REQUIREMENTS:
Go through the lines below. Copy those with "color".

LISTING:
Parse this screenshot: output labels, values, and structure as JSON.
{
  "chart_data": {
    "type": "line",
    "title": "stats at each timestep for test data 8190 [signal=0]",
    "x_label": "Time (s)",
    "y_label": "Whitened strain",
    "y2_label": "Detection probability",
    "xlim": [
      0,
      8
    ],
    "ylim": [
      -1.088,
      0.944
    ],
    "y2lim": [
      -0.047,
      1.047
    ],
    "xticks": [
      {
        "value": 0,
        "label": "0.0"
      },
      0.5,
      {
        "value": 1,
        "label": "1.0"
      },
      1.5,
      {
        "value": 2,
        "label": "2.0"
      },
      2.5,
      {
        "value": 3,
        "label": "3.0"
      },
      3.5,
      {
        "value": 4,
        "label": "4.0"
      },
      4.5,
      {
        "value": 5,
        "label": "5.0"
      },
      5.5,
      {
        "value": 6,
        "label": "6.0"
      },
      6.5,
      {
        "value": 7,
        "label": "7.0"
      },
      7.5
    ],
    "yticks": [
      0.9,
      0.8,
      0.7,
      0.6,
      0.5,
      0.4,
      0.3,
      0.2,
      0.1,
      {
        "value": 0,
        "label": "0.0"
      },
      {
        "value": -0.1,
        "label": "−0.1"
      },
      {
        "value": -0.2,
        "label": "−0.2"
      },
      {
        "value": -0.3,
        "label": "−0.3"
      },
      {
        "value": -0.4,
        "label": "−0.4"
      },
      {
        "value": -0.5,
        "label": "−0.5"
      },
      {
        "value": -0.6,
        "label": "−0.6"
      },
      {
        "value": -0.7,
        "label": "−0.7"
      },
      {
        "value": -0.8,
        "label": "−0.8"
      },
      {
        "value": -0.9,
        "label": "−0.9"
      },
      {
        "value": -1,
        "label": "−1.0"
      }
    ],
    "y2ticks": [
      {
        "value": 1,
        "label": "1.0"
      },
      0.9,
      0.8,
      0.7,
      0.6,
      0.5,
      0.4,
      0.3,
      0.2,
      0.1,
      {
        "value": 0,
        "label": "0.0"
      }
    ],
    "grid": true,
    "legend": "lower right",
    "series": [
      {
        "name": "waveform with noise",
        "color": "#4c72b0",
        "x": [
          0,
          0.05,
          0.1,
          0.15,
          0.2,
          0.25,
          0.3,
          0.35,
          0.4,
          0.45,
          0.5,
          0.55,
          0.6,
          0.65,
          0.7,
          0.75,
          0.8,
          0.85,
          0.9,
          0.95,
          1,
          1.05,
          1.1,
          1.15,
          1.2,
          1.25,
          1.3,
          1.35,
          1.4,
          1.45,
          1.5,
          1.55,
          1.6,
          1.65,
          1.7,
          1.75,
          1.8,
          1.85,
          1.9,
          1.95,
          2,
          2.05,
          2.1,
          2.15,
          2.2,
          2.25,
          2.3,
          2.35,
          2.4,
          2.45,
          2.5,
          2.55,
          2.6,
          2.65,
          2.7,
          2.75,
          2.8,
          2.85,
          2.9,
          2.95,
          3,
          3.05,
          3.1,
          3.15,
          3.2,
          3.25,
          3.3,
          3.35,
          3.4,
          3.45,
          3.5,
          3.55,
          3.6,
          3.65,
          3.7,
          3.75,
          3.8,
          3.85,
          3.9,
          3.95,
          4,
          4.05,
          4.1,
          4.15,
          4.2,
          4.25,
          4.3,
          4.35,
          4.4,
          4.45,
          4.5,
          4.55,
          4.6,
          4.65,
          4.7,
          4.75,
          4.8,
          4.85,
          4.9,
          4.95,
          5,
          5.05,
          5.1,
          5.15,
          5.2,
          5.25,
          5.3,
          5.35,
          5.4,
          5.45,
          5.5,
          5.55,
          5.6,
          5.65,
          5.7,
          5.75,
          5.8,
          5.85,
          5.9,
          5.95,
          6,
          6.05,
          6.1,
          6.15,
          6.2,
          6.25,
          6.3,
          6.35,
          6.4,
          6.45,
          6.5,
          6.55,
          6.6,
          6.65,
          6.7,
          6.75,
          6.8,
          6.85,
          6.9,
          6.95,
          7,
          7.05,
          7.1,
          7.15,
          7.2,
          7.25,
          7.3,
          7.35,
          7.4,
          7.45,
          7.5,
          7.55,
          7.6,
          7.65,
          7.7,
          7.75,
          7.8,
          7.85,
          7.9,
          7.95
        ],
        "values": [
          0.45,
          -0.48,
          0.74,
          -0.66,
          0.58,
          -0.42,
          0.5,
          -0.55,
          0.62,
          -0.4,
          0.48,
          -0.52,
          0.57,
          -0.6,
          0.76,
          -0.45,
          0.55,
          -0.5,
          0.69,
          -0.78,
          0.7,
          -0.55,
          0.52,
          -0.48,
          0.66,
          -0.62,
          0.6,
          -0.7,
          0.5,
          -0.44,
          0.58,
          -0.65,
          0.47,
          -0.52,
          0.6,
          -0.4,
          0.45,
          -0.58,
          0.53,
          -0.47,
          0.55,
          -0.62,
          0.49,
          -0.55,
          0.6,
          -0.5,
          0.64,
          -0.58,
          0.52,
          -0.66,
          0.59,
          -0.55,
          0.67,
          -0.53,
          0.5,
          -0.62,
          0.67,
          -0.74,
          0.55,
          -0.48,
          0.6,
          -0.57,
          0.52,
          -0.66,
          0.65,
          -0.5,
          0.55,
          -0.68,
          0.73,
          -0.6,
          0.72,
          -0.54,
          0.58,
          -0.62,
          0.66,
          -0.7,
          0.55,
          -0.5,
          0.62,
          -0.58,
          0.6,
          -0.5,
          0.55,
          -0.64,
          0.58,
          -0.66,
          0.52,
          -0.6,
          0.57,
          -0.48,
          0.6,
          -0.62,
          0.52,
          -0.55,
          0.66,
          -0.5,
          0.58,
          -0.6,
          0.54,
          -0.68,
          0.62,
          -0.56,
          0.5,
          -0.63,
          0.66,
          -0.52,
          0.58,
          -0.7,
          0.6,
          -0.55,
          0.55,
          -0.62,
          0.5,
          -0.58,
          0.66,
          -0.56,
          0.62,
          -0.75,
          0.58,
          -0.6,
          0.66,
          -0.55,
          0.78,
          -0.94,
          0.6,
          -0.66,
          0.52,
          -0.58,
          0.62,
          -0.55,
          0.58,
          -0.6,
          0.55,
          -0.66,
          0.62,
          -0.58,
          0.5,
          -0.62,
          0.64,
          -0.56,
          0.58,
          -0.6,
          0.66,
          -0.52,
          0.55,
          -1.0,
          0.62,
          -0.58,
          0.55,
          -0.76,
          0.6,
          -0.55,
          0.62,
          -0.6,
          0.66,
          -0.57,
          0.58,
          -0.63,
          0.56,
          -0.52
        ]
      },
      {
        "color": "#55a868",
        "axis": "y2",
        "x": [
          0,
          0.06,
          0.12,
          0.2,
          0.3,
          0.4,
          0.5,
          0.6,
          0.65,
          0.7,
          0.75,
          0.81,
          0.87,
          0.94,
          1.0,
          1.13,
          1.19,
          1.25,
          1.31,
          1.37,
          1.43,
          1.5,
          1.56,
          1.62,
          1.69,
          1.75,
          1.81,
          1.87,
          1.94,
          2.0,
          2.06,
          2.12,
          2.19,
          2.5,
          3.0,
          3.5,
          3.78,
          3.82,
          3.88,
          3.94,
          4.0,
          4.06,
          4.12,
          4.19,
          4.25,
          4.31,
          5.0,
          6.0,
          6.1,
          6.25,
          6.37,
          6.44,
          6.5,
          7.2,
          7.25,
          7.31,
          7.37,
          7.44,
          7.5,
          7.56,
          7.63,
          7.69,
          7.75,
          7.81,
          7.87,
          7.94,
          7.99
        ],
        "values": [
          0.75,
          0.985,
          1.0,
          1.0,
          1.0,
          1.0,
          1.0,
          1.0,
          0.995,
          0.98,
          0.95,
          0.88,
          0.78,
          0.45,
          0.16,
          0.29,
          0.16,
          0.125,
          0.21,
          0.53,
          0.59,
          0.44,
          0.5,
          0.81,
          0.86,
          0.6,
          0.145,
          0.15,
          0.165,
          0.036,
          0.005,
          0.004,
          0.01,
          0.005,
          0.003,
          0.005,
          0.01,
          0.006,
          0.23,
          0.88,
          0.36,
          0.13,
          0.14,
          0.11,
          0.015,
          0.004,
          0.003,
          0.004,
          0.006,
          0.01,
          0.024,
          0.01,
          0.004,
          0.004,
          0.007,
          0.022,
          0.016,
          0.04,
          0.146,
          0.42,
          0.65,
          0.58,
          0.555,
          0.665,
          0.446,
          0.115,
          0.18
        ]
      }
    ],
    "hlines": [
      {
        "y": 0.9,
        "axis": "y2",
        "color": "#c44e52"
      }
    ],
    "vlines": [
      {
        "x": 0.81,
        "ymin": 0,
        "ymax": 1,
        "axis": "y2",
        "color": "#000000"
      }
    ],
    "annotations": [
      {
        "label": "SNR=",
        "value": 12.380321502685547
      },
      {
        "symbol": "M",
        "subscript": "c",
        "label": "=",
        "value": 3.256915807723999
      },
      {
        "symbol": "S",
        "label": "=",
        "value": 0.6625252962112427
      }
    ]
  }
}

RESULT OF THIS TASK:
        "color": "#4c72b0",
        "color": "#55a868",
        "color": "#c44e52"
        "color": "#000000"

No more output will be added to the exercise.